WORK TO BE COMPLETED: Produce a verbatim copy of the entries listed below.

[Part of a data file]
• • • • •
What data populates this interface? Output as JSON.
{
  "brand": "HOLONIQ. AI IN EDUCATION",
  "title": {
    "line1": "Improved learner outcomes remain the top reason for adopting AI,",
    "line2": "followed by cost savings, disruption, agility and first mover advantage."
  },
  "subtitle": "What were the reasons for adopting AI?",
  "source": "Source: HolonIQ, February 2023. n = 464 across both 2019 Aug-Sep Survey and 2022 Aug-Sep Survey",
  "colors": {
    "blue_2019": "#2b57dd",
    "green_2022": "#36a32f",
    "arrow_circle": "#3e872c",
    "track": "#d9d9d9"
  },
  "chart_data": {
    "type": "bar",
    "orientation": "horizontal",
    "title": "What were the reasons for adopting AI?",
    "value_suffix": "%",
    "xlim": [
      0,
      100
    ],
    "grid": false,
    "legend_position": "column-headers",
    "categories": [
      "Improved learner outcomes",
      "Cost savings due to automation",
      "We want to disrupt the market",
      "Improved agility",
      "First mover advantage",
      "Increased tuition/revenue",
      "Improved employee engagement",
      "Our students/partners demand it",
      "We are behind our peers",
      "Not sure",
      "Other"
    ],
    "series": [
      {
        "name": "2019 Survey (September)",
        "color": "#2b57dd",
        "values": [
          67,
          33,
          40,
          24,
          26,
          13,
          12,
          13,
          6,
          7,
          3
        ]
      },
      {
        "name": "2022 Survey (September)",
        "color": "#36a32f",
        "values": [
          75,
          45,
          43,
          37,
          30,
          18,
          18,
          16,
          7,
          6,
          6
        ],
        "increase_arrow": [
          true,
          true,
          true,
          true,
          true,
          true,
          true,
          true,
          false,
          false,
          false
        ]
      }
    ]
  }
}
• • • • •
RESPONSE BELOW:
What data populates this interface? Output as JSON.
{
  "brand": "HOLONIQ. AI IN EDUCATION",
  "title": {
    "line1": "Improved learner outcomes remain the top reason for adopting AI,",
    "line2": "followed by cost savings, disruption, agility and first mover advantage."
  },
  "subtitle": "What were the reasons for adopting AI?",
  "source": "Source: HolonIQ, February 2023. n = 464 across both 2019 Aug-Sep Survey and 2022 Aug-Sep Survey",
  "colors": {
    "blue_2019": "#2b57dd",
    "green_2022": "#36a32f",
    "arrow_circle": "#3e872c",
    "track": "#d9d9d9"
  },
  "chart_data": {
    "type": "bar",
    "orientation": "horizontal",
    "title": "What were the reasons for adopting AI?",
    "value_suffix": "%",
    "xlim": [
      0,
      100
    ],
    "grid": false,
    "legend_position": "column-headers",
    "categories": [
      "Improved learner outcomes",
      "Cost savings due to automation",
      "We want to disrupt the market",
      "Improved agility",
      "First mover advantage",
      "Increased tuition/revenue",
      "Improved employee engagement",
      "Our students/partners demand it",
      "We are behind our peers",
      "Not sure",
      "Other"
    ],
    "series": [
      {
        "name": "2019 Survey (September)",
        "color": "#2b57dd",
        "values": [
          67,
          33,
          40,
          24,
          26,
          13,
          12,
          13,
          6,
          7,
          3
        ]
      },
      {
        "name": "2022 Survey (September)",
        "color": "#36a32f",
        "values": [
          75,
          45,
          43,
          37,
          30,
          18,
          18,
          16,
          7,
          6,
          6
        ],
        "increase_arrow": [
          true,
          true,
          true,
          true,
          true,
          true,
          true,
          true,
          false,
          false,
          false
        ]
      }
    ]
  }
}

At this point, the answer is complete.